TASK DETAILS => In the entries below, find the lines with the word "initials" and copy them.

(Stored data)
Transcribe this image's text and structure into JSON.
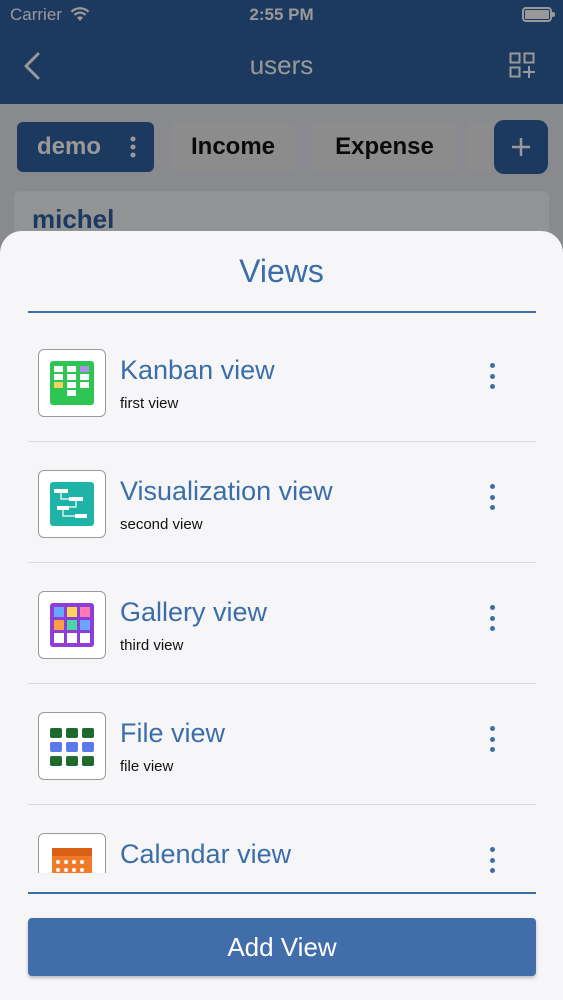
{
  "status_bar": {
    "carrier": "Carrier",
    "time": "2:55 PM"
  },
  "nav": {
    "title": "users"
  },
  "tabs": [
    {
      "label": "demo"
    },
    {
      "label": "Income"
    },
    {
      "label": "Expense"
    }
  ],
  "record": {
    "name": "michel"
  },
  "sheet": {
    "title": "Views",
    "items": [
      {
        "name": "Kanban view",
        "description": "first view",
        "icon": "kanban-icon"
      },
      {
        "name": "Visualization view",
        "description": "second view",
        "icon": "visualization-icon"
      },
      {
        "name": "Gallery view",
        "description": "third view",
        "icon": "gallery-icon"
      },
      {
        "name": "File view",
        "description": "file view",
        "icon": "file-grid-icon"
      },
      {
        "name": "Calendar view",
        "description": "",
        "icon": "calendar-icon"
      }
    ],
    "add_button_label": "Add View"
  },
  "colors": {
    "primary": "#2f5fa0",
    "accent": "#3b6ea9",
    "button": "#416eaa"
  }
}
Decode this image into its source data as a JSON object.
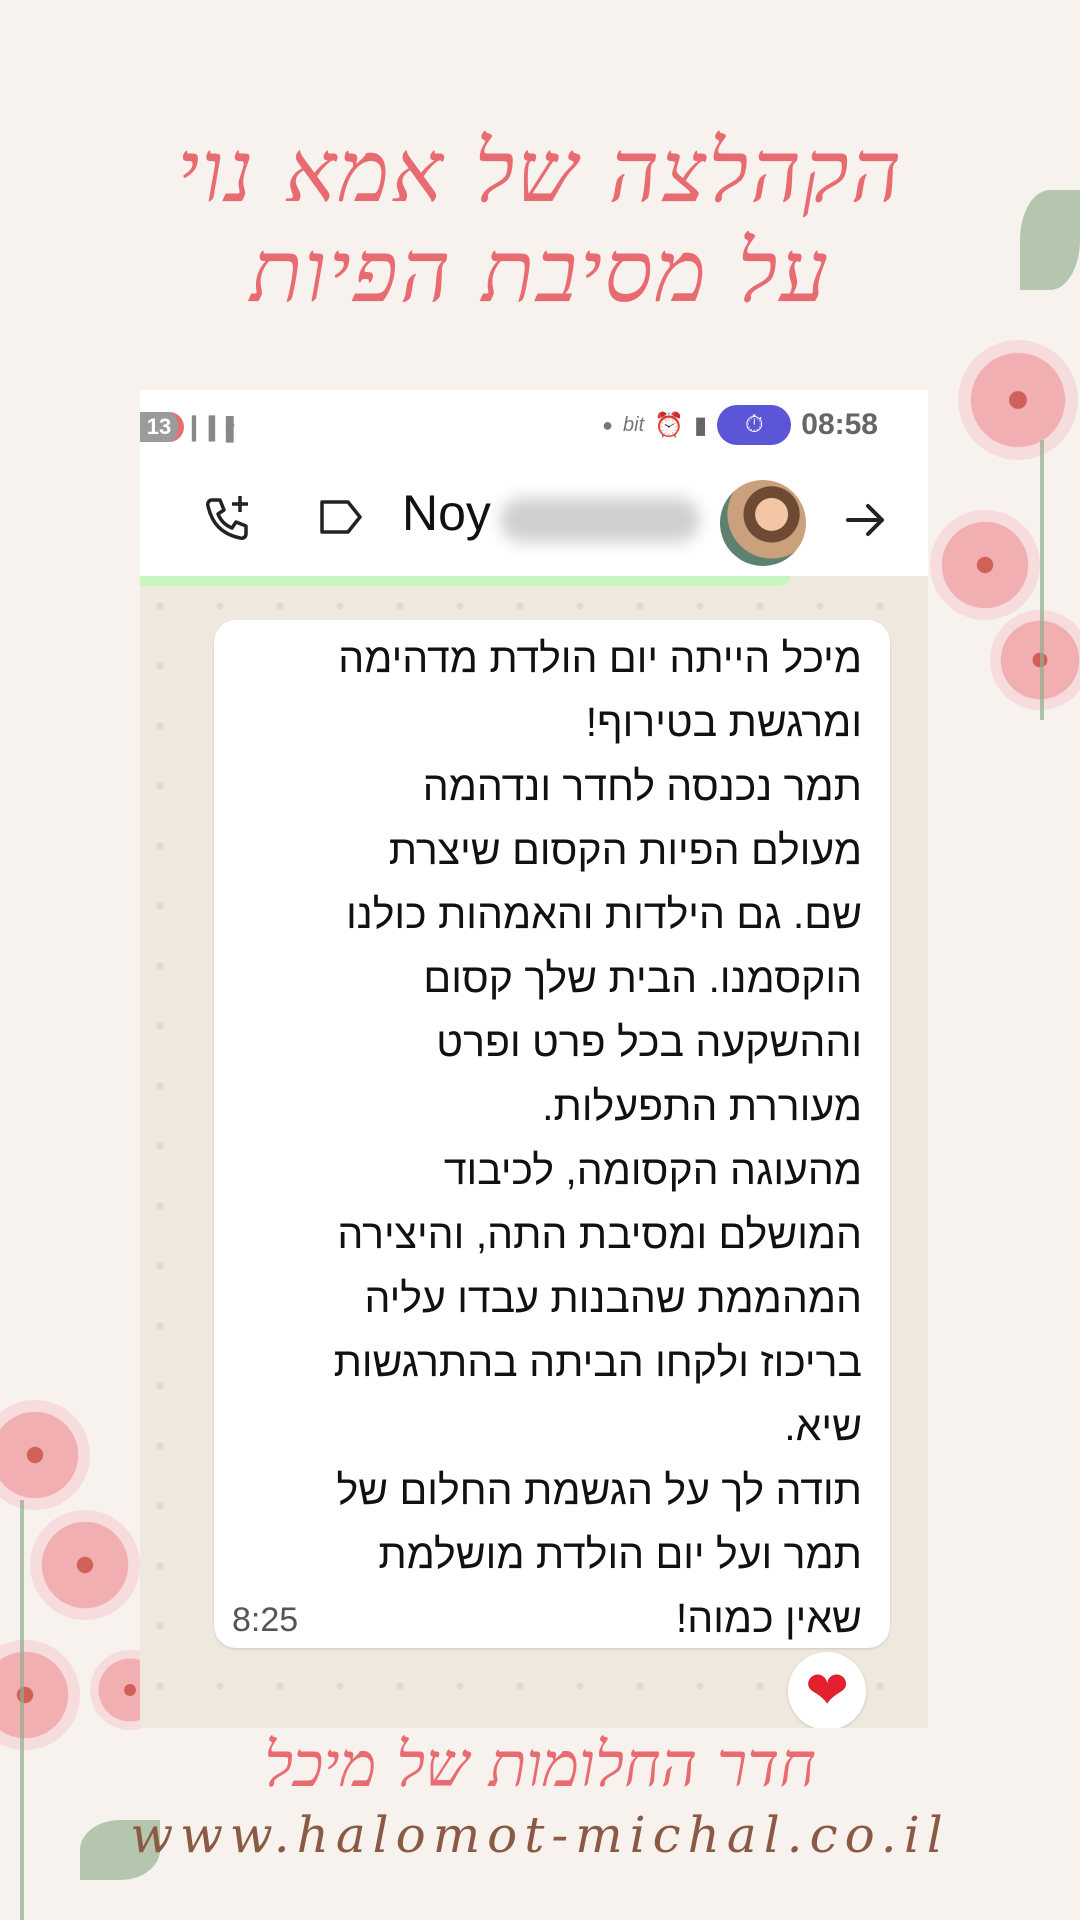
{
  "headline": {
    "line1": "הקהלצה של אמא נוי",
    "line2": "על מסיבת הפיות"
  },
  "status_bar": {
    "notification_count": "13",
    "extra_icon_text": "bit",
    "time": "08:58"
  },
  "chat_header": {
    "contact_name": "Noy"
  },
  "message": {
    "lines": [
      "מיכל הייתה יום הולדת מדהימה",
      "ומרגשת בטירוף!",
      "תמר נכנסה לחדר ונדהמה",
      "מעולם הפיות הקסום שיצרת",
      "שם. גם הילדות והאמהות כולנו",
      "הוקסמנו. הבית שלך קסום",
      "וההשקעה בכל פרט ופרט",
      "מעוררת התפעלות.",
      "מהעוגה הקסומה, לכיבוד",
      "המושלם ומסיבת התה, והיצירה",
      "המהממת שהבנות עבדו עליה",
      "בריכוז ולקחו הביתה בהתרגשות",
      "שיא.",
      "תודה לך על הגשמת החלום של",
      "תמר ועל יום הולדת מושלמת",
      "שאין כמוה!"
    ],
    "time": "8:25",
    "reaction": "❤"
  },
  "footer": {
    "title": "חדר החלומות של מיכל",
    "url": "www.halomot-michal.co.il"
  },
  "colors": {
    "headline": "#e96b72",
    "timer_pill": "#5b55d8",
    "footer_url": "#8a5a44",
    "reaction": "#e3202e"
  },
  "icons": [
    "call-add-icon",
    "label-icon",
    "back-arrow-icon",
    "timer-icon",
    "alarm-icon",
    "battery-icon",
    "signal-icon",
    "wifi-icon",
    "heart-icon"
  ]
}
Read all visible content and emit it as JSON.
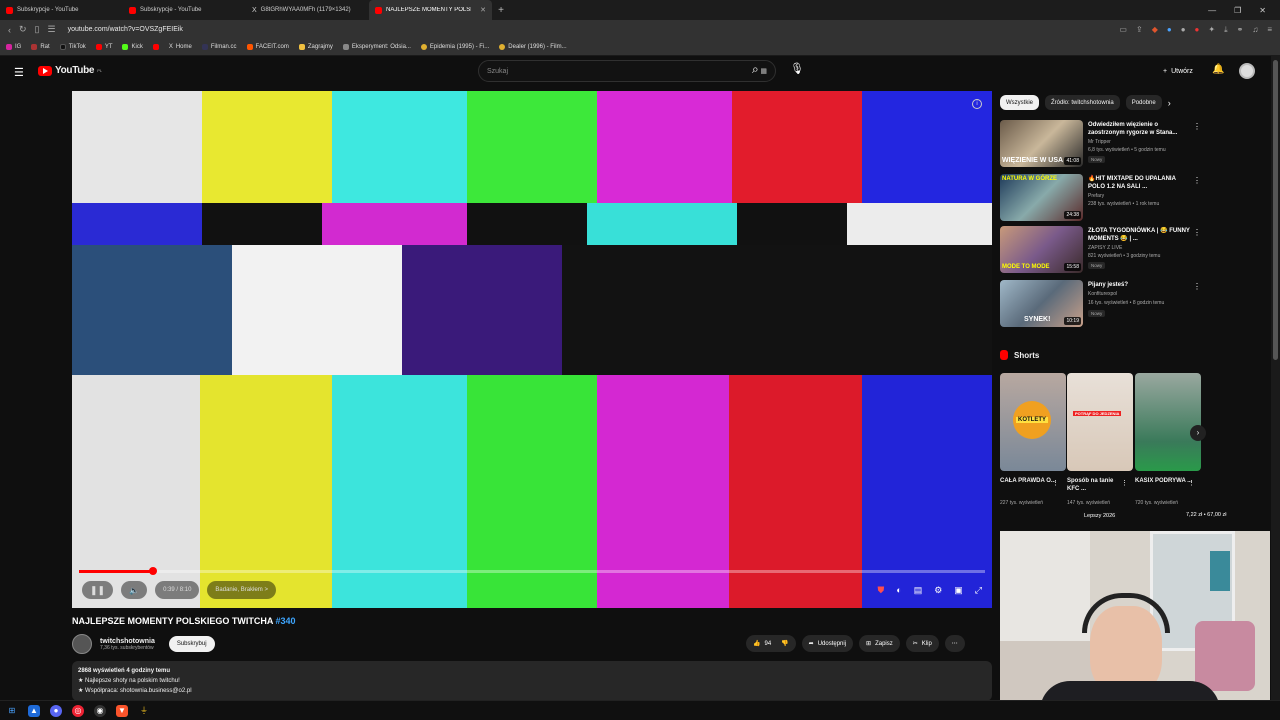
{
  "browser": {
    "tabs": [
      {
        "title": "Subskrypcje - YouTube",
        "active": false,
        "color": "#ff0000"
      },
      {
        "title": "Subskrypcje - YouTube",
        "active": false,
        "color": "#ff0000"
      },
      {
        "title": "G8tGRhWYAA0MFh (1179×1342)",
        "active": false,
        "color": "#ffffff"
      },
      {
        "title": "NAJLEPSZE MOMENTY POLSKIEGO TWITCHA",
        "active": true,
        "color": "#ff0000"
      }
    ],
    "url": "youtube.com/watch?v=OVSZgFEIEik",
    "bookmarks": [
      "IG",
      "Rat",
      "TikTok",
      "YT",
      "Kick",
      "Home",
      "Filman.cc",
      "FACEIT.com",
      "Zagrajmy",
      "Eksperyment: Odsia...",
      "Epidemia (1995) - Fi...",
      "Dealer (1996) - Film..."
    ]
  },
  "header": {
    "logo_text": "YouTube",
    "logo_country": "PL",
    "search_placeholder": "Szukaj",
    "create_label": "Utwórz"
  },
  "player": {
    "time": "0:39 / 8:10",
    "chapter": "Badanie, Brakłem >",
    "progress_fraction": 0.082
  },
  "video": {
    "title": "NAJLEPSZE MOMENTY POLSKIEGO TWITCHA",
    "hashtag": "#340",
    "channel": "twitchshotownia",
    "subs": "7,36 tys. subskrybentów",
    "subscribe_label": "Subskrybuj",
    "likes": "94",
    "share": "Udostępnij",
    "save": "Zapisz",
    "clip": "Klip",
    "desc_line1": "2868 wyświetleń  4 godziny temu",
    "desc_line2": "★ Najlepsze shoty na polskim twitchu!",
    "desc_line3": "★ Współpraca: shotownia.business@o2.pl"
  },
  "sidebar": {
    "chips": [
      "Wszystkie",
      "Źródło: twitchshotownia",
      "Podobne"
    ],
    "recs": [
      {
        "title": "Odwiedziłem więzienie o zaostrzonym rygorze w Stana...",
        "channel": "Mr Tripper",
        "views": "6,8 tys. wyświetleń • 5 godzin temu",
        "badge": "Nowy",
        "duration": "41:08",
        "thumb_text": "WIĘZIENIE W USA"
      },
      {
        "title": "🔥HIT MIXTAPE DO UPALANIA POLO 1.2 NA SALI ...",
        "channel": "Prefary",
        "views": "238 tys. wyświetleń • 1 rok temu",
        "badge": "",
        "duration": "24:38",
        "thumb_text": "NATURA W GÓRZE"
      },
      {
        "title": "ZŁOTA TYGODNIÓWKA | 😂 FUNNY MOMENTS 😂 | ...",
        "channel": "ZAPISY Z LIVE",
        "views": "821 wyświetleń • 3 godziny temu",
        "badge": "Nowy",
        "duration": "15:58",
        "thumb_text": "MODE TO MODE"
      },
      {
        "title": "Pijany jesteś?",
        "channel": "Konfiturexpol",
        "views": "16 tys. wyświetleń • 8 godzin temu",
        "badge": "Nowy",
        "duration": "10:19",
        "thumb_text": "SYNEK!"
      }
    ],
    "shorts_title": "Shorts",
    "shorts": [
      {
        "title": "CAŁA PRAWDA O...",
        "views": "227 tys. wyświetleń",
        "thumb_text": "KOTLETY"
      },
      {
        "title": "Sposób na tanie KFC ...",
        "views": "147 tys. wyświetleń",
        "thumb_text": "POTRĄF DO JEDZENIA"
      },
      {
        "title": "KASIX PODRYWA ...",
        "views": "720 tys. wyświetleń",
        "thumb_text": ""
      }
    ],
    "tooltip": "Lepszy 2026",
    "price": "7,22 zł • 67,00 zł"
  },
  "colors": {
    "accent": "#ff0000",
    "link": "#3ea6ff",
    "bg": "#0f0f0f"
  }
}
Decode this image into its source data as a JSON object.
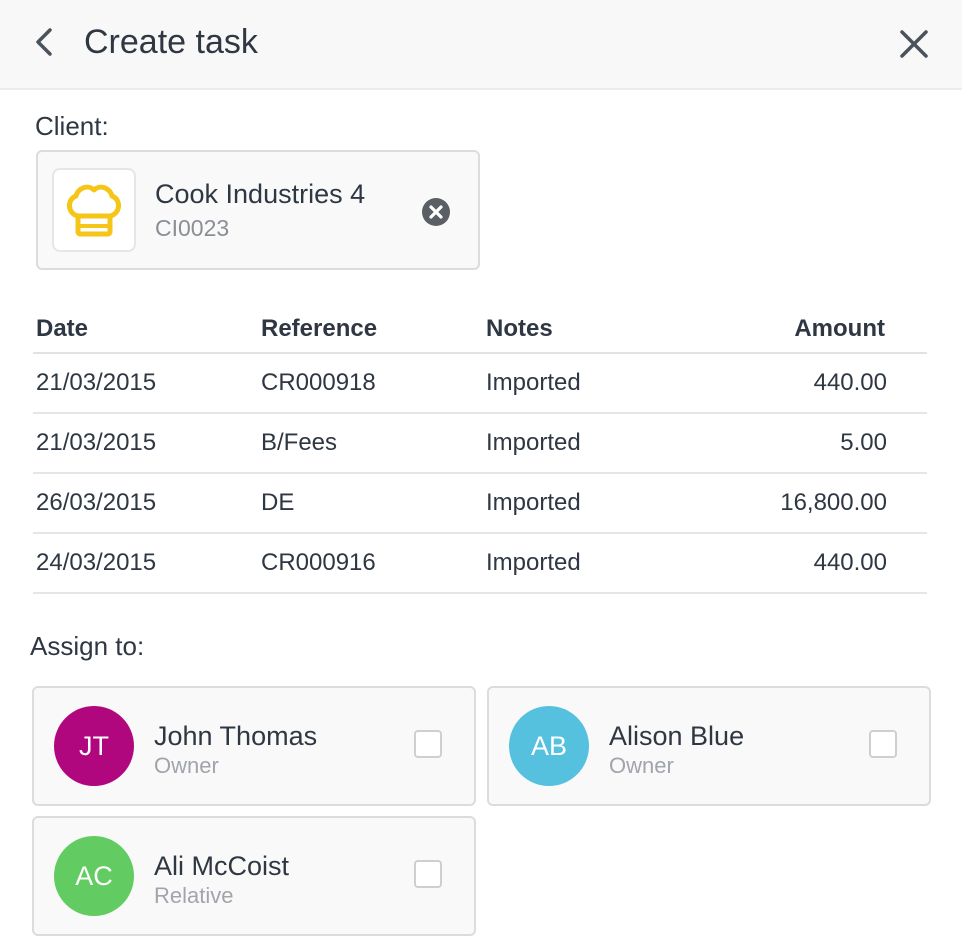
{
  "header": {
    "title": "Create task"
  },
  "client": {
    "label": "Client:",
    "name": "Cook Industries 4",
    "code": "CI0023",
    "logo_icon": "chef-hat-icon",
    "logo_color": "#f5c518"
  },
  "transactions": {
    "columns": {
      "date": "Date",
      "reference": "Reference",
      "notes": "Notes",
      "amount": "Amount"
    },
    "rows": [
      {
        "date": "21/03/2015",
        "reference": "CR000918",
        "notes": "Imported",
        "amount": "440.00"
      },
      {
        "date": "21/03/2015",
        "reference": "B/Fees",
        "notes": "Imported",
        "amount": "5.00"
      },
      {
        "date": "26/03/2015",
        "reference": "DE",
        "notes": "Imported",
        "amount": "16,800.00"
      },
      {
        "date": "24/03/2015",
        "reference": "CR000916",
        "notes": "Imported",
        "amount": "440.00"
      }
    ]
  },
  "assign": {
    "label": "Assign to:",
    "people": [
      {
        "initials": "JT",
        "name": "John Thomas",
        "role": "Owner",
        "color": "#b1077e"
      },
      {
        "initials": "AB",
        "name": "Alison Blue",
        "role": "Owner",
        "color": "#55c1de"
      },
      {
        "initials": "AC",
        "name": "Ali McCoist",
        "role": "Relative",
        "color": "#62cb62"
      }
    ]
  }
}
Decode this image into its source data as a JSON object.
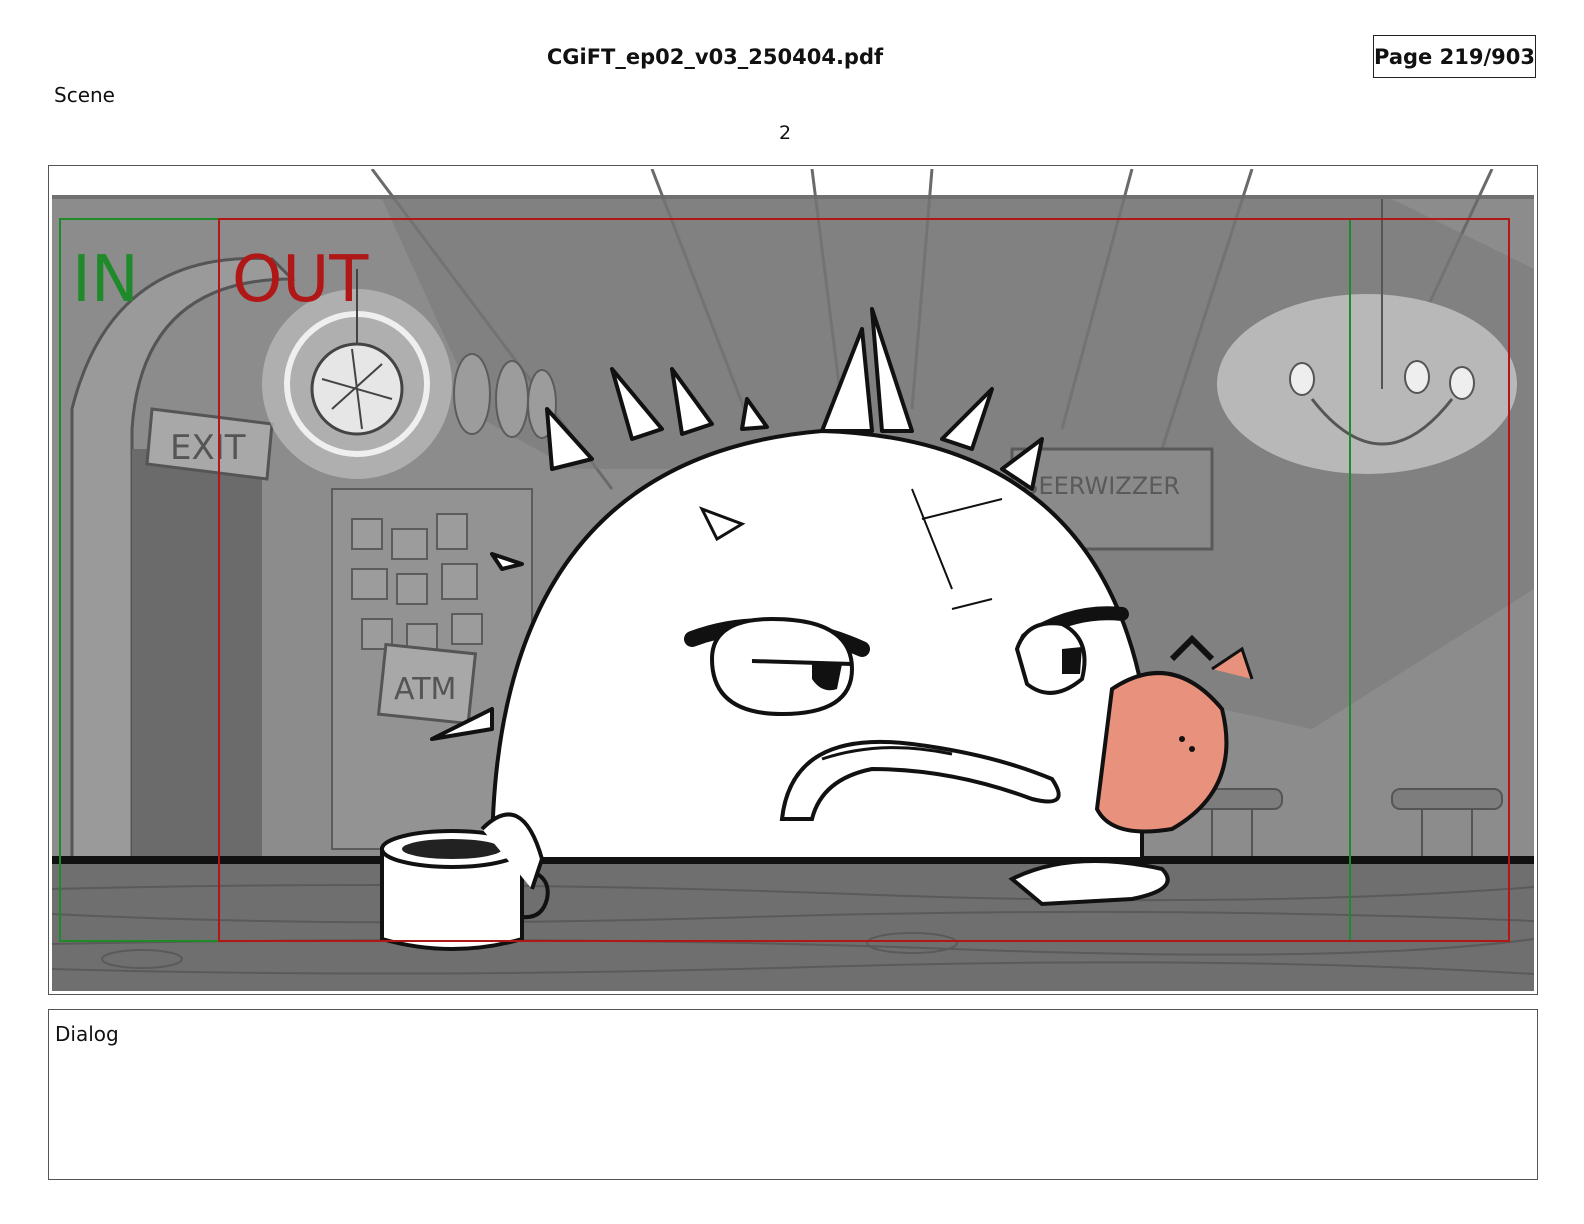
{
  "header": {
    "document_title": "CGiFT_ep02_v03_250404.pdf",
    "page_indicator": "Page 219/903"
  },
  "scene": {
    "label": "Scene",
    "number": "2"
  },
  "panel": {
    "in_label": "IN",
    "out_label": "OUT",
    "sign_exit": "EXIT",
    "sign_atm": "ATM",
    "sign_beer": "BEERWIZZER",
    "colors": {
      "in_frame": "#1f8a2a",
      "out_frame": "#b01818",
      "background_gray": "#8c8c8c",
      "counter_wood": "#6f6f6f",
      "character_pink": "#e8917c"
    }
  },
  "dialog": {
    "label": "Dialog"
  }
}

RESULT FOR THIS EXERCISE =>
        "initials": "JT",
        "initials": "AB",
        "initials": "AC",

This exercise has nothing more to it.